#### Exercise goal
Take the listing and print it in full, exactly as given.

#### Records provided

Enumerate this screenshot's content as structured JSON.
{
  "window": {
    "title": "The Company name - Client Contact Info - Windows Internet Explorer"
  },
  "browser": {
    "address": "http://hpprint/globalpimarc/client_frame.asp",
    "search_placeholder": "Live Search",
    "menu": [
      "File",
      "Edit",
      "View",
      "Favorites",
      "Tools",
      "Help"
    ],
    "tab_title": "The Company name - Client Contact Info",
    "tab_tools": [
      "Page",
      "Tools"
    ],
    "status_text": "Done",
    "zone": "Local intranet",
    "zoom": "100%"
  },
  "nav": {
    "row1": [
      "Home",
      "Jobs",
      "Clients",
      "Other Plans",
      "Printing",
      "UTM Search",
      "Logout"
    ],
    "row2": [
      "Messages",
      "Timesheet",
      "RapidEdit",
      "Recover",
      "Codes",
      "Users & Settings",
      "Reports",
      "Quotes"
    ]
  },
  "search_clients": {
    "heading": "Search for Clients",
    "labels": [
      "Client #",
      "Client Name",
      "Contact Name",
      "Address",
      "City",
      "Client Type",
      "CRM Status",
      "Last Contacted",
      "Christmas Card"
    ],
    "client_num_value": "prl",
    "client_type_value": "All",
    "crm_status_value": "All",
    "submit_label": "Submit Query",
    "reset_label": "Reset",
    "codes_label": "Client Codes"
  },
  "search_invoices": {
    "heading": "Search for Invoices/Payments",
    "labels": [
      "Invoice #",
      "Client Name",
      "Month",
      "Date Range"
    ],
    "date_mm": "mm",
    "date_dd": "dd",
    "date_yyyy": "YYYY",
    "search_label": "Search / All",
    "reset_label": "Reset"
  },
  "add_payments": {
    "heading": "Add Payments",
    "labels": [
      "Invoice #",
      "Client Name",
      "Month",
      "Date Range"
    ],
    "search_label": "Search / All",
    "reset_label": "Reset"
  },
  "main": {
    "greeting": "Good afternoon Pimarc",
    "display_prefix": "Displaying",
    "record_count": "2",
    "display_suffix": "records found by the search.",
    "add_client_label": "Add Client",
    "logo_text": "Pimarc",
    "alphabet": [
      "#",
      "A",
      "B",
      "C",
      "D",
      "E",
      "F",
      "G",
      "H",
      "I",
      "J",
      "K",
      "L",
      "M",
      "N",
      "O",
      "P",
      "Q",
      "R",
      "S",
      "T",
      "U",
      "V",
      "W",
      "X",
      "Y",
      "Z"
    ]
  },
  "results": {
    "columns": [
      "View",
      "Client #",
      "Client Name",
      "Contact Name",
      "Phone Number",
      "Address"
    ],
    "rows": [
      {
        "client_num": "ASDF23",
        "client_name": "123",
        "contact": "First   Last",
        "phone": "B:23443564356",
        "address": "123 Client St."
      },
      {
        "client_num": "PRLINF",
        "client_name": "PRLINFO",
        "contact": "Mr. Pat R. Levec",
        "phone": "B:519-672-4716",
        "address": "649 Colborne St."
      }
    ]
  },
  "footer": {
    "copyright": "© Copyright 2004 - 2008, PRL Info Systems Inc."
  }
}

#### Correct answer
Enumerate this screenshot's content as structured JSON.
{
  "window": {
    "title": "The Company name - Client Contact Info - Windows Internet Explorer"
  },
  "browser": {
    "address": "http://hpprint/globalpimarc/client_frame.asp",
    "search_placeholder": "Live Search",
    "menu": [
      "File",
      "Edit",
      "View",
      "Favorites",
      "Tools",
      "Help"
    ],
    "tab_title": "The Company name - Client Contact Info",
    "tab_tools": [
      "Page",
      "Tools"
    ],
    "status_text": "Done",
    "zone": "Local intranet",
    "zoom": "100%"
  },
  "nav": {
    "row1": [
      "Home",
      "Jobs",
      "Clients",
      "Other Plans",
      "Printing",
      "UTM Search",
      "Logout"
    ],
    "row2": [
      "Messages",
      "Timesheet",
      "RapidEdit",
      "Recover",
      "Codes",
      "Users & Settings",
      "Reports",
      "Quotes"
    ]
  },
  "search_clients": {
    "heading": "Search for Clients",
    "labels": [
      "Client #",
      "Client Name",
      "Contact Name",
      "Address",
      "City",
      "Client Type",
      "CRM Status",
      "Last Contacted",
      "Christmas Card"
    ],
    "client_num_value": "prl",
    "client_type_value": "All",
    "crm_status_value": "All",
    "submit_label": "Submit Query",
    "reset_label": "Reset",
    "codes_label": "Client Codes"
  },
  "search_invoices": {
    "heading": "Search for Invoices/Payments",
    "labels": [
      "Invoice #",
      "Client Name",
      "Month",
      "Date Range"
    ],
    "date_mm": "mm",
    "date_dd": "dd",
    "date_yyyy": "YYYY",
    "search_label": "Search / All",
    "reset_label": "Reset"
  },
  "add_payments": {
    "heading": "Add Payments",
    "labels": [
      "Invoice #",
      "Client Name",
      "Month",
      "Date Range"
    ],
    "search_label": "Search / All",
    "reset_label": "Reset"
  },
  "main": {
    "greeting": "Good afternoon Pimarc",
    "display_prefix": "Displaying",
    "record_count": "2",
    "display_suffix": "records found by the search.",
    "add_client_label": "Add Client",
    "logo_text": "Pimarc",
    "alphabet": [
      "#",
      "A",
      "B",
      "C",
      "D",
      "E",
      "F",
      "G",
      "H",
      "I",
      "J",
      "K",
      "L",
      "M",
      "N",
      "O",
      "P",
      "Q",
      "R",
      "S",
      "T",
      "U",
      "V",
      "W",
      "X",
      "Y",
      "Z"
    ]
  },
  "results": {
    "columns": [
      "View",
      "Client #",
      "Client Name",
      "Contact Name",
      "Phone Number",
      "Address"
    ],
    "rows": [
      {
        "client_num": "ASDF23",
        "client_name": "123",
        "contact": "First   Last",
        "phone": "B:23443564356",
        "address": "123 Client St."
      },
      {
        "client_num": "PRLINF",
        "client_name": "PRLINFO",
        "contact": "Mr. Pat R. Levec",
        "phone": "B:519-672-4716",
        "address": "649 Colborne St."
      }
    ]
  },
  "footer": {
    "copyright": "© Copyright 2004 - 2008, PRL Info Systems Inc."
  }
}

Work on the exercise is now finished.